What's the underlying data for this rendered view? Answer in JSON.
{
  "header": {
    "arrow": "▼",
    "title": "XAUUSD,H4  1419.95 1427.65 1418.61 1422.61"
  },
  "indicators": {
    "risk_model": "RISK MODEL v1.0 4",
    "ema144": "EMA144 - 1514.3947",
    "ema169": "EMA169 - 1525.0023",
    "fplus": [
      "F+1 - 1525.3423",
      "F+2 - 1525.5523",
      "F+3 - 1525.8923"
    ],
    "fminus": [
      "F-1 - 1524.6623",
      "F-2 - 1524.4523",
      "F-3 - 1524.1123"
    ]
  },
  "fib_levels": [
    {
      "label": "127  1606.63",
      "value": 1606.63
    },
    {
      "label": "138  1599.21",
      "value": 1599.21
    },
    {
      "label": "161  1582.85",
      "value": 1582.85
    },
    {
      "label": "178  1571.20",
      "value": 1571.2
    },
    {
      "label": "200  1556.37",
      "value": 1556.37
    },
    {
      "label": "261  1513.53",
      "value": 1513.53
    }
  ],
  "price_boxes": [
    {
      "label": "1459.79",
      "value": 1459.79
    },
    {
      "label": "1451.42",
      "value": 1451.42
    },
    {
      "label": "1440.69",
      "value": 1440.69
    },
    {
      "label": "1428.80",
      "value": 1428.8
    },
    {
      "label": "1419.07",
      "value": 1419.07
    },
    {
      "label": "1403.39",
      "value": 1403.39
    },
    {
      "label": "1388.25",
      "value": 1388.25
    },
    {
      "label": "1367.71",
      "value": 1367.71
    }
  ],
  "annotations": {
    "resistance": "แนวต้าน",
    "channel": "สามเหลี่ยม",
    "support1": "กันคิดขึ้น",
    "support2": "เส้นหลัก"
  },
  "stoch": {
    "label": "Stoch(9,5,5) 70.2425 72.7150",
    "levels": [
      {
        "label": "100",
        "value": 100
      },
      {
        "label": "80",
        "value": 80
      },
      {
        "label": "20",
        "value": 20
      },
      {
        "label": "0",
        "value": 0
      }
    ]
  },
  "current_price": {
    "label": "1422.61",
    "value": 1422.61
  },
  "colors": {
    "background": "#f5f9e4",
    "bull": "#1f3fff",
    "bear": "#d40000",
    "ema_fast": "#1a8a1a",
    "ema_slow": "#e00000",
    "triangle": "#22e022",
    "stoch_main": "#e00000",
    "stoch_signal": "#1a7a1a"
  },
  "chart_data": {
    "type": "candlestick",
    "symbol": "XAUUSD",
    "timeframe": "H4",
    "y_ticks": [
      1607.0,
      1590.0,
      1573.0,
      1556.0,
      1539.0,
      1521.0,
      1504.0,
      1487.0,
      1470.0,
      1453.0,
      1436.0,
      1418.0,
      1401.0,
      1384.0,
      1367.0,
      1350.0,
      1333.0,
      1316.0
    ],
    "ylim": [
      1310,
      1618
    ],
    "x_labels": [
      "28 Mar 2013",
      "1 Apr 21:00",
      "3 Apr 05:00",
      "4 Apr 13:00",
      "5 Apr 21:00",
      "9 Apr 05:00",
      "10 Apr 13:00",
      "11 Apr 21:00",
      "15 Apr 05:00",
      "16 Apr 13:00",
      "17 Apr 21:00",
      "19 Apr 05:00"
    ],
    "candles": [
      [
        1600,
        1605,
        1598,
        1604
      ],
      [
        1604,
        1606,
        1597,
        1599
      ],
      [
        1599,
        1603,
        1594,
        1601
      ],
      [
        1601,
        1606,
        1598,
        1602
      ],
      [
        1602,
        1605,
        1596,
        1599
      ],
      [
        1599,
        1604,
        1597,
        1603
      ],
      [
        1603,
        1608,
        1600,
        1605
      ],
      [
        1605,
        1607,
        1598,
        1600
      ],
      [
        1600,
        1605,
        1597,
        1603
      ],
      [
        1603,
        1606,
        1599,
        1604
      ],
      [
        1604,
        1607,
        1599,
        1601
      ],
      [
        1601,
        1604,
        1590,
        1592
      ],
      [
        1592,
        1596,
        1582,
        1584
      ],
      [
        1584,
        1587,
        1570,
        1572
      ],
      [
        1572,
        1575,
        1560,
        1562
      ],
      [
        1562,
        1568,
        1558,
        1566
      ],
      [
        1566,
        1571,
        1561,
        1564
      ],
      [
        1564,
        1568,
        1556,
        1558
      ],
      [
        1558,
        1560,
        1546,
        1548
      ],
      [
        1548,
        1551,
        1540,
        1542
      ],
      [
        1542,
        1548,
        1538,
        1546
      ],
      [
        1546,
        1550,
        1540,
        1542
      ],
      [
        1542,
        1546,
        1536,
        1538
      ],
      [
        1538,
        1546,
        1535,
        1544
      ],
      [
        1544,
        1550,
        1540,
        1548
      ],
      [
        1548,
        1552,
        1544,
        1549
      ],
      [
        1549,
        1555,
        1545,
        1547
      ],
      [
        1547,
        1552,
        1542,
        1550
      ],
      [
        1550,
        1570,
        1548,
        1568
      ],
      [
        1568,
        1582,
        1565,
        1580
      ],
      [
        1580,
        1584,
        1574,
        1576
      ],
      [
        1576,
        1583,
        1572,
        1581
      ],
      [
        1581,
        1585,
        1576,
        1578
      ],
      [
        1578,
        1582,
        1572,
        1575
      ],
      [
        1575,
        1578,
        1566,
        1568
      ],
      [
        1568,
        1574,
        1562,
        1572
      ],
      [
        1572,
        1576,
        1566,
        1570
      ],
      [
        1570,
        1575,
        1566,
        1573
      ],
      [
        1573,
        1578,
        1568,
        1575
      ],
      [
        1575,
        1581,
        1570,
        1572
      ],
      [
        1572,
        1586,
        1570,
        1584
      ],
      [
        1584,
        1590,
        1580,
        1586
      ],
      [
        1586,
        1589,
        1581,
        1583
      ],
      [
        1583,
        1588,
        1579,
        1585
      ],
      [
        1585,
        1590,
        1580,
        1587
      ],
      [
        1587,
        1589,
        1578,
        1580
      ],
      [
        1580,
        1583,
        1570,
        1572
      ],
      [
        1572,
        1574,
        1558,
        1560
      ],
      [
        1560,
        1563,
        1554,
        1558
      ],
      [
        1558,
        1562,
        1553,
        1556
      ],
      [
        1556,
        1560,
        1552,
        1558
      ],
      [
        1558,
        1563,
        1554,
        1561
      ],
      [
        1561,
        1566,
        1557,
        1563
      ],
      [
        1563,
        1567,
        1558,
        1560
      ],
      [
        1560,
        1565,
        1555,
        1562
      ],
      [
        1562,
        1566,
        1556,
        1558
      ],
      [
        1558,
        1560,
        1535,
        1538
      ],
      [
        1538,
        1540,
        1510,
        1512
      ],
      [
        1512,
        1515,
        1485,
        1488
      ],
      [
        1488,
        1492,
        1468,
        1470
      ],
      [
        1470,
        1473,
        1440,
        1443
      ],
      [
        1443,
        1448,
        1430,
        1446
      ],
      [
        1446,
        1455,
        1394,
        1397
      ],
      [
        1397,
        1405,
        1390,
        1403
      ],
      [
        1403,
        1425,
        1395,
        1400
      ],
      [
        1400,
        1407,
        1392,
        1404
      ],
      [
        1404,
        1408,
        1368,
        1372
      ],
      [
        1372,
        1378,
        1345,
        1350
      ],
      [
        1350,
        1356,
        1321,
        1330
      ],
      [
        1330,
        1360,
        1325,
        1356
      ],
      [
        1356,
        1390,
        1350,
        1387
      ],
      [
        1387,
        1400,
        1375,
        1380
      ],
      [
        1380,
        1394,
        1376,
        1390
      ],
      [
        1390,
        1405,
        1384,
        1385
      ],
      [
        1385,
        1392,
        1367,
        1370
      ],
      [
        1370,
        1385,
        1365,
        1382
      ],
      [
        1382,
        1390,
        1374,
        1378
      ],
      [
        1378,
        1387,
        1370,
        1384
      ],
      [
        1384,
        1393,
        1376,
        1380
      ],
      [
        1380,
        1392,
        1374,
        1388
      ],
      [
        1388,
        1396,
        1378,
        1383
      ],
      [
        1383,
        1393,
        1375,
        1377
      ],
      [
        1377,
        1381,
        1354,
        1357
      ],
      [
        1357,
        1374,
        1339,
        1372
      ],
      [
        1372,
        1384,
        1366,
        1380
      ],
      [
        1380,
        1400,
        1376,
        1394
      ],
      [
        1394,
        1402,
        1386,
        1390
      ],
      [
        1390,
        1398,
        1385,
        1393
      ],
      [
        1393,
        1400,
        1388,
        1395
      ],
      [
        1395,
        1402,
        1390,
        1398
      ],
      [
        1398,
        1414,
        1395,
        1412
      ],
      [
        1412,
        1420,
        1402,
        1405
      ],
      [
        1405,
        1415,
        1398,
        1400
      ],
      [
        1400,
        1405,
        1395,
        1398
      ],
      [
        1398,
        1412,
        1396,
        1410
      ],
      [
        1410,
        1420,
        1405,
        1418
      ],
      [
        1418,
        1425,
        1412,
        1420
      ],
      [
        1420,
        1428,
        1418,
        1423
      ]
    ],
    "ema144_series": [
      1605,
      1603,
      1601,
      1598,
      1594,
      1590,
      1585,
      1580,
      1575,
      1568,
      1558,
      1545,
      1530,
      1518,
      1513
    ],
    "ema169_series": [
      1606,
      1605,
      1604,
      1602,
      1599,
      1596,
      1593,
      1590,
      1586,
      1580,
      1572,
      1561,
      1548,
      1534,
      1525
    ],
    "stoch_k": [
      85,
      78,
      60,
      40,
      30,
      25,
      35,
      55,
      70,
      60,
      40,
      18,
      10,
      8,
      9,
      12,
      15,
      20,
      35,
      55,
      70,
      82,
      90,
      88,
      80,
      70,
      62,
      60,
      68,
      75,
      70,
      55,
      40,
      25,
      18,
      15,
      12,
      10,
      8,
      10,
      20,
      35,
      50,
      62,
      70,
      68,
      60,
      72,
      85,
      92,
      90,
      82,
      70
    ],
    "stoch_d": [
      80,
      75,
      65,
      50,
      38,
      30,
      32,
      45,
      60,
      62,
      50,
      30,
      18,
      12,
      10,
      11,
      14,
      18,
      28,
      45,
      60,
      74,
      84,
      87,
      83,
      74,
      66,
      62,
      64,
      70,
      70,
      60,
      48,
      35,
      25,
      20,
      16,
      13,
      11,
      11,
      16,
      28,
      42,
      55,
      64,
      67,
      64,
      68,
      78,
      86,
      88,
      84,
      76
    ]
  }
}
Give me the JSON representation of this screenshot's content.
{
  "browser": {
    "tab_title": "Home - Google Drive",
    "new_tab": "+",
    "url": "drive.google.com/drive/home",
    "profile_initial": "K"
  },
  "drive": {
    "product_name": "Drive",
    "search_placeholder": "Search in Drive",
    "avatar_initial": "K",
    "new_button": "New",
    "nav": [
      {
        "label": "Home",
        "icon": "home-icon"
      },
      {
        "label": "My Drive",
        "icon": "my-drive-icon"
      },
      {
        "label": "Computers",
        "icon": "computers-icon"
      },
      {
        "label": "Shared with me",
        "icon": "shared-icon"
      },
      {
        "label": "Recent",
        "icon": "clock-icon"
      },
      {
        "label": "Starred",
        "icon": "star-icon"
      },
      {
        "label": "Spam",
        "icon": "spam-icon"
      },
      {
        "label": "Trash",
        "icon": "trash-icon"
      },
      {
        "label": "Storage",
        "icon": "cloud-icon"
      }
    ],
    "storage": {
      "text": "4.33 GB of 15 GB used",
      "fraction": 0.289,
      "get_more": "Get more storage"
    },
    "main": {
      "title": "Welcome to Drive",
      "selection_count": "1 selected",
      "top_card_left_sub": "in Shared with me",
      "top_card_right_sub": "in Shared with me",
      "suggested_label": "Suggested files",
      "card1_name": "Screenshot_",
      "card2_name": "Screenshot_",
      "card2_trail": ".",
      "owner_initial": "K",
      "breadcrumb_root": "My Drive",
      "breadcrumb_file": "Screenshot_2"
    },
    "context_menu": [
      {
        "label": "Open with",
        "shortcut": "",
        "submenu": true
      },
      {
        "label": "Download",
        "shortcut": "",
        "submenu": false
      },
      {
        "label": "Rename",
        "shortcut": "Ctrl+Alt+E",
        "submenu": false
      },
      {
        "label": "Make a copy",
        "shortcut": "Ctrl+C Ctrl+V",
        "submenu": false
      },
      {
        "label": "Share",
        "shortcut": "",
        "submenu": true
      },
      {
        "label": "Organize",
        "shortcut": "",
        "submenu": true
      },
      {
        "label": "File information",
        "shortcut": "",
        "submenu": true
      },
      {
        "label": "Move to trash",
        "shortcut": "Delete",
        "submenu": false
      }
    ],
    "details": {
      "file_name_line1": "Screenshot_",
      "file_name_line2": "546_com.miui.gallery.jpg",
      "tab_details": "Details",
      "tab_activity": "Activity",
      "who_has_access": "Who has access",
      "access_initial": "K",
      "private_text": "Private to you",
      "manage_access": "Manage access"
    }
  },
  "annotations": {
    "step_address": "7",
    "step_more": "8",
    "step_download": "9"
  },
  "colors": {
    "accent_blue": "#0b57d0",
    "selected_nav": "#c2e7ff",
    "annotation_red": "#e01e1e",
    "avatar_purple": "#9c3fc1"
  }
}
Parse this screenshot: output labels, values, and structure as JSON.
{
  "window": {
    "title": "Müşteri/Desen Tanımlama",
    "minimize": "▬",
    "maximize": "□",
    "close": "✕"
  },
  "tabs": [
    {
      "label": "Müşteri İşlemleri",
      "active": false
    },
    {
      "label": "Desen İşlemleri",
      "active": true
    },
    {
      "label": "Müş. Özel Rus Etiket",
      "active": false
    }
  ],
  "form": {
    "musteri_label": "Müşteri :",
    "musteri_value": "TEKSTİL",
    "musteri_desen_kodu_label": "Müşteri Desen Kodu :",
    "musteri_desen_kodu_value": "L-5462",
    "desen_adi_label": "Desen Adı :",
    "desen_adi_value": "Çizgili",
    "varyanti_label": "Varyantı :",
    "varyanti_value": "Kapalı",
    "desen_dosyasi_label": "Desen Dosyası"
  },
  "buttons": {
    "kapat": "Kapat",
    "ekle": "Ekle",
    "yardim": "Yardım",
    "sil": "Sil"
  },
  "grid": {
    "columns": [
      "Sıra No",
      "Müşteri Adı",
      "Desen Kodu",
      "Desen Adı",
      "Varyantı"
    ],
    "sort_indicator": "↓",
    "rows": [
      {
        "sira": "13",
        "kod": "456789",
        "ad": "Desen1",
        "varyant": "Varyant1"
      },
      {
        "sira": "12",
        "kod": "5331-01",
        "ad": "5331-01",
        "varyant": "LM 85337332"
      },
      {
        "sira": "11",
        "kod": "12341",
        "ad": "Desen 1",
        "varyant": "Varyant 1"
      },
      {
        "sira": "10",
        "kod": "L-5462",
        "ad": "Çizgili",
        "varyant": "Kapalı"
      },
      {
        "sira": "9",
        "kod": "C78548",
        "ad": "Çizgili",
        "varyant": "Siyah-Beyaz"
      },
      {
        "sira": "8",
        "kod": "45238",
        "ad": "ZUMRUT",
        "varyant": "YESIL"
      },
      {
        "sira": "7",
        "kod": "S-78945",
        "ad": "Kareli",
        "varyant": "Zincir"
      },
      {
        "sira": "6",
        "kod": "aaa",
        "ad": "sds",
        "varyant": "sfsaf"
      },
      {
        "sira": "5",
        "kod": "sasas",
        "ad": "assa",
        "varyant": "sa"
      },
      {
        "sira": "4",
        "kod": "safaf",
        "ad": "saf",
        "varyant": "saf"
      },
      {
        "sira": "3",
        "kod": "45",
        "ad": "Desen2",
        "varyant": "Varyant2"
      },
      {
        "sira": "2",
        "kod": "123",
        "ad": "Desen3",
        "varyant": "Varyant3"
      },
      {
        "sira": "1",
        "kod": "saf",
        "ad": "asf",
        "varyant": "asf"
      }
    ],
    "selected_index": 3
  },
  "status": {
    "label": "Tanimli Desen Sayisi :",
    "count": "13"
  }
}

********************

SHORT TASK: Make a tally of the lines in this data that include the string "İşlemleri", and answer with that tally alone.

COMPLETE OUTPUT: 2